TASK DETAILS: Report the count of lines that carry the string "root", and add nothing.

Saved entries:

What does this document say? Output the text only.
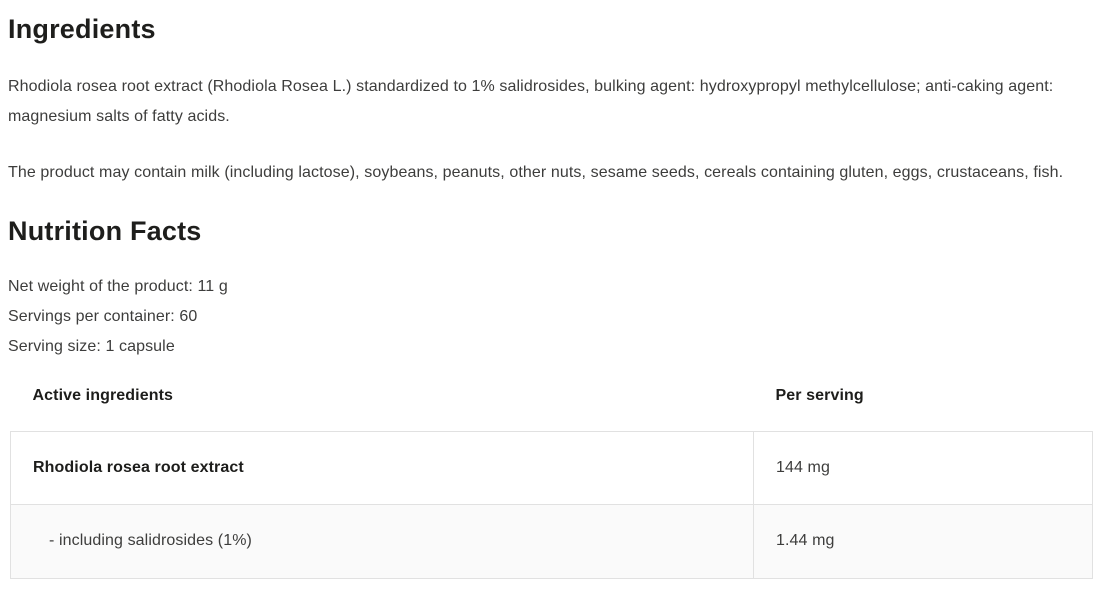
Ingredients

Rhodiola rosea root extract (Rhodiola Rosea L.) standardized to 1% salidrosides, bulking agent: hydroxypropyl methylcellulose; anti-caking agent: magnesium salts of fatty acids.

The product may contain milk (including lactose), soybeans, peanuts, other nuts, sesame seeds, cereals containing gluten, eggs, crustaceans, fish.

Nutrition Facts
Net weight of the product: 11 g
Servings per container: 60
Serving size: 1 capsule
Active ingredients	Per serving
Rhodiola rosea root extract	144 mg
- including salidrosides (1%)	1.44 mg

TASK SOLUTION: 2